» **Records for the task**
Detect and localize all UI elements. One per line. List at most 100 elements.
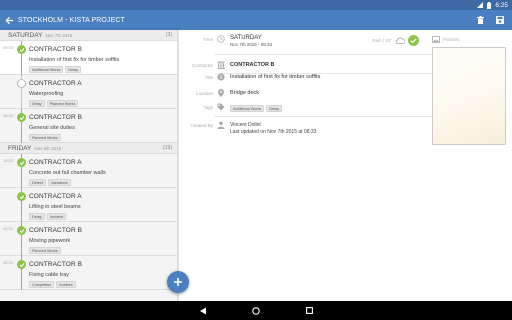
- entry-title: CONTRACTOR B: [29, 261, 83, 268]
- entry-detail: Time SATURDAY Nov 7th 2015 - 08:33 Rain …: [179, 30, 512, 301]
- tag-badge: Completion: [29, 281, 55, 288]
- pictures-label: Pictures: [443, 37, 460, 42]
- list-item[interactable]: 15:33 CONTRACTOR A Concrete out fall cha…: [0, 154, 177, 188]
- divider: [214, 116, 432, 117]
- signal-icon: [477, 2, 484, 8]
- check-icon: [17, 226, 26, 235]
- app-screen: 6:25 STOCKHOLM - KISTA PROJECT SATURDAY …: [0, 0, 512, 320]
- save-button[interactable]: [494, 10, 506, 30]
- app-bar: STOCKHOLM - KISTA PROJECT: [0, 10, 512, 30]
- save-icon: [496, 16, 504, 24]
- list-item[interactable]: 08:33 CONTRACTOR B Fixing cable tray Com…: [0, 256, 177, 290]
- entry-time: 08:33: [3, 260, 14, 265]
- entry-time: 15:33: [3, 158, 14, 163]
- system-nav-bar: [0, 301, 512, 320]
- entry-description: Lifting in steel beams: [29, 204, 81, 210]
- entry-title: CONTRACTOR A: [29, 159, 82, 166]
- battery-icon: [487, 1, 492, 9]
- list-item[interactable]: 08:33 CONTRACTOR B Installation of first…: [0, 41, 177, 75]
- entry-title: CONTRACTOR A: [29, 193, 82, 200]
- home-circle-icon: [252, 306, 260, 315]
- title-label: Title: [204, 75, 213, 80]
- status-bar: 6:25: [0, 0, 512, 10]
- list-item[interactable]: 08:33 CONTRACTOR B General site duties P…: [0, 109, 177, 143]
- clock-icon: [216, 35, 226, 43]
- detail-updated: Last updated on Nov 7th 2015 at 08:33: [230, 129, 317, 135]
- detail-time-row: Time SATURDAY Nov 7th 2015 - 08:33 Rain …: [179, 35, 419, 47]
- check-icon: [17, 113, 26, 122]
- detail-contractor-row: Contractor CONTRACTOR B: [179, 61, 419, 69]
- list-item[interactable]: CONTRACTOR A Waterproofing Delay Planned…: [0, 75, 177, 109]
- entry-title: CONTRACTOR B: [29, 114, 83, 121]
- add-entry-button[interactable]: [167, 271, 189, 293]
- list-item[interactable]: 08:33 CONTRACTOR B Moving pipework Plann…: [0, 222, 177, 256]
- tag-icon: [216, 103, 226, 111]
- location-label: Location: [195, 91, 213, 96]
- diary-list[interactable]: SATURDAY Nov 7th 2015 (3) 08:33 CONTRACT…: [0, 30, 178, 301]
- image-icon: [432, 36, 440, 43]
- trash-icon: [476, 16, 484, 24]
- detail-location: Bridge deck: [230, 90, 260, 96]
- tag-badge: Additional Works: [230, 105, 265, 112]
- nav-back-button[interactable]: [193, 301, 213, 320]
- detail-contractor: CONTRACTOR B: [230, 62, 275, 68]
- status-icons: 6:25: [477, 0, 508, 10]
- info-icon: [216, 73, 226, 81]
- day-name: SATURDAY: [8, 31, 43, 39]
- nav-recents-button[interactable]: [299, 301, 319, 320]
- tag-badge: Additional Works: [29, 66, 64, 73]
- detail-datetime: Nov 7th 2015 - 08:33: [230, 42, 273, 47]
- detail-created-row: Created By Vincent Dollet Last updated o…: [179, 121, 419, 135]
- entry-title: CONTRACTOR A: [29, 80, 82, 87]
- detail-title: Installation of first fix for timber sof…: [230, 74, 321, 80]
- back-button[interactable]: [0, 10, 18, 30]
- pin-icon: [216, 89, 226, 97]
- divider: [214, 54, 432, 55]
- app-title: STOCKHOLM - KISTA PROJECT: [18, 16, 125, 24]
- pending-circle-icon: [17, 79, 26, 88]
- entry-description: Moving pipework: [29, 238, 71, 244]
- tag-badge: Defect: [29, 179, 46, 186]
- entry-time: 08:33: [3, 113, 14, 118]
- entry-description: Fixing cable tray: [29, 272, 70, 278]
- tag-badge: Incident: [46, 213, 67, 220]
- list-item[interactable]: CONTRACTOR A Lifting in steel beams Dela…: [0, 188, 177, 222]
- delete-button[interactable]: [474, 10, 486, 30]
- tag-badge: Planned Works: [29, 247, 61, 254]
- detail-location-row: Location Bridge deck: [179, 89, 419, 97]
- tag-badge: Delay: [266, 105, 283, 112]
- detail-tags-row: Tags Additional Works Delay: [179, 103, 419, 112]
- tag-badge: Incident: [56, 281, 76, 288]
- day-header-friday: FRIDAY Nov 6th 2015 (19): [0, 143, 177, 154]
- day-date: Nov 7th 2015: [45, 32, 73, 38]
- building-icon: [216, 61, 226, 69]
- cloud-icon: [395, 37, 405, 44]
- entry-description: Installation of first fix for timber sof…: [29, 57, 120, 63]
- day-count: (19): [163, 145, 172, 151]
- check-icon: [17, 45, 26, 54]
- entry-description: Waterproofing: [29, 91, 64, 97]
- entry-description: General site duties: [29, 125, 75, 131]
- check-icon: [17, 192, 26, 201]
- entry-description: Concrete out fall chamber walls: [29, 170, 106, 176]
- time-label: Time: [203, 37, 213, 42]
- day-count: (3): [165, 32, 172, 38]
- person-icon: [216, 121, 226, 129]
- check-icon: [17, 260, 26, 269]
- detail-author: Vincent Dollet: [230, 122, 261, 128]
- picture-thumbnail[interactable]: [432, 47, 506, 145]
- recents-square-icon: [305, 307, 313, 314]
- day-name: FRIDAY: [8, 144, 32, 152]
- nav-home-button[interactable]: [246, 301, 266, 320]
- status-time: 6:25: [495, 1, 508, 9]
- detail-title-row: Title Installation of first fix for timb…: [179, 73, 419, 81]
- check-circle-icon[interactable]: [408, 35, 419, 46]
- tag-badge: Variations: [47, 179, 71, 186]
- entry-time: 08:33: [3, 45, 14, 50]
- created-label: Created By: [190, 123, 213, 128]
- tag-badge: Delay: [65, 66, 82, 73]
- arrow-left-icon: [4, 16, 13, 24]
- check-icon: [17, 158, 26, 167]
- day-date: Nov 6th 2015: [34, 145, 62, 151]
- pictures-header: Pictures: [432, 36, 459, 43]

---

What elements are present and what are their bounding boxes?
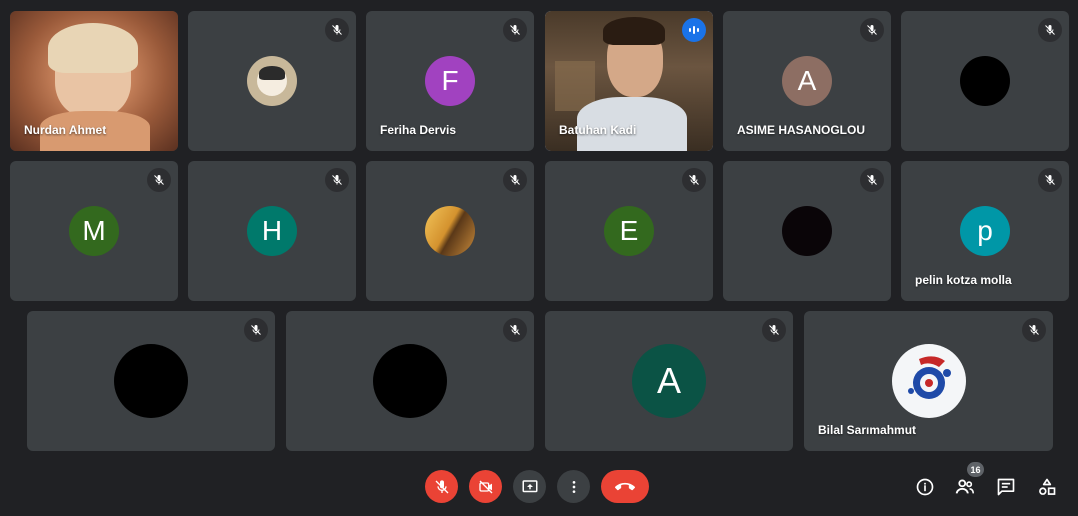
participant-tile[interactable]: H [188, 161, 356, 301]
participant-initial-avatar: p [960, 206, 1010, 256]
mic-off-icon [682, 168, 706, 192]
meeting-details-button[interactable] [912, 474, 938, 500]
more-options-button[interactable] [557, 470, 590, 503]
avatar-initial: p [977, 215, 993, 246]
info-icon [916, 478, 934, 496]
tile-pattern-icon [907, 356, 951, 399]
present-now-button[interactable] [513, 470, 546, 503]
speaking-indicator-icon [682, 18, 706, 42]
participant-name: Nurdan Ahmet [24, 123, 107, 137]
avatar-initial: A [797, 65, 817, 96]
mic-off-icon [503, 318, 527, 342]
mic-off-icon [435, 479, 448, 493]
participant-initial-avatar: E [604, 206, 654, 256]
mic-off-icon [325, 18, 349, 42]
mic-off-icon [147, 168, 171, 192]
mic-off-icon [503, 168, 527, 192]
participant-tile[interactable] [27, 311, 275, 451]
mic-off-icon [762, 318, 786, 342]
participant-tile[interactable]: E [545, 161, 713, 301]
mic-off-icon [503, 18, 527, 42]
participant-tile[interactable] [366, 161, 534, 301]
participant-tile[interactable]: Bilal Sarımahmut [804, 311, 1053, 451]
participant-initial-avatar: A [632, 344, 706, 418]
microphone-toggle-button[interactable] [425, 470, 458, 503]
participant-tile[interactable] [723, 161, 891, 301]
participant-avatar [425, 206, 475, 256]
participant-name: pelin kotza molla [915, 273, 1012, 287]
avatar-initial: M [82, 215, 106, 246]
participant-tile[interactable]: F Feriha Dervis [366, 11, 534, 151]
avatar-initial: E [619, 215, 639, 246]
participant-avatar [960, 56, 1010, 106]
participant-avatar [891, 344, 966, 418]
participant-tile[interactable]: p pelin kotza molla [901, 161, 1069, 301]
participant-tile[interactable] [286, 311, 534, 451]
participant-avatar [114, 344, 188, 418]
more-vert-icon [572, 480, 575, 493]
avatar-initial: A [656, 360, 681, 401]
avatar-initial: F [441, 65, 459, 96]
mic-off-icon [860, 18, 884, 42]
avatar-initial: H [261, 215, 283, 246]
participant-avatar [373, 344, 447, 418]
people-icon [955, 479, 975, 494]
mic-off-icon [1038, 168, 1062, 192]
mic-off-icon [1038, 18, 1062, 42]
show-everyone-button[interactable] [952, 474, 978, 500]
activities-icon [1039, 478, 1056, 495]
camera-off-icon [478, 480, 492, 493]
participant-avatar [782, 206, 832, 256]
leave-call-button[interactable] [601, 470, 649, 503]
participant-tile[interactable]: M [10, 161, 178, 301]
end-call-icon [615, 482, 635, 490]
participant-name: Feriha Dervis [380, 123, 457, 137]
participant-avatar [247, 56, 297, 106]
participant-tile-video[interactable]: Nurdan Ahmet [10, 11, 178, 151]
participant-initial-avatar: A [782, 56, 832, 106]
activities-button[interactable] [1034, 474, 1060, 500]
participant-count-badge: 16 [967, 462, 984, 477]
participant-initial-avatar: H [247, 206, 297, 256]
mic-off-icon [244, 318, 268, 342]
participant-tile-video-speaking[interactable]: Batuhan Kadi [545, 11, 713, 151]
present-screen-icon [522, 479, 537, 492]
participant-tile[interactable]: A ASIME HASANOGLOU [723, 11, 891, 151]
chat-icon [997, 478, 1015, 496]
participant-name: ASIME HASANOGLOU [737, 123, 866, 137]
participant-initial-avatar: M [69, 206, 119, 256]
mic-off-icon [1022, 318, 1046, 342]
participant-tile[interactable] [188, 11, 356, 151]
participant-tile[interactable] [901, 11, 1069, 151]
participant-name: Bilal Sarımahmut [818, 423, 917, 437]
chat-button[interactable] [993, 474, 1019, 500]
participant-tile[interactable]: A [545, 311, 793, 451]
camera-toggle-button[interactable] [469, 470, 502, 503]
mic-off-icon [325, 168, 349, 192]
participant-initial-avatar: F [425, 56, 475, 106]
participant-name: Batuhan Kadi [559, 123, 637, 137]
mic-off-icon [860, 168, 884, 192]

» **Work to be completed**
Copy out, word for word, the lines from the one with "participant-tile[interactable]: H [188, 161, 356, 301]" to the one with "mic-off-icon [503, 18, 527, 42]", including both of those lines.

» **Exercise response**
participant-tile[interactable]: H [188, 161, 356, 301]
participant-initial-avatar: p [960, 206, 1010, 256]
mic-off-icon [682, 168, 706, 192]
meeting-details-button[interactable] [912, 474, 938, 500]
more-options-button[interactable] [557, 470, 590, 503]
avatar-initial: p [977, 215, 993, 246]
info-icon [916, 478, 934, 496]
tile-pattern-icon [907, 356, 951, 399]
present-now-button[interactable] [513, 470, 546, 503]
speaking-indicator-icon [682, 18, 706, 42]
participant-name: Nurdan Ahmet [24, 123, 107, 137]
avatar-initial: A [797, 65, 817, 96]
mic-off-icon [503, 318, 527, 342]
mic-off-icon [435, 479, 448, 493]
participant-initial-avatar: E [604, 206, 654, 256]
mic-off-icon [325, 18, 349, 42]
mic-off-icon [147, 168, 171, 192]
mic-off-icon [503, 168, 527, 192]
participant-tile[interactable] [27, 311, 275, 451]
mic-off-icon [762, 318, 786, 342]
participant-tile[interactable]: E [545, 161, 713, 301]
mic-off-icon [503, 18, 527, 42]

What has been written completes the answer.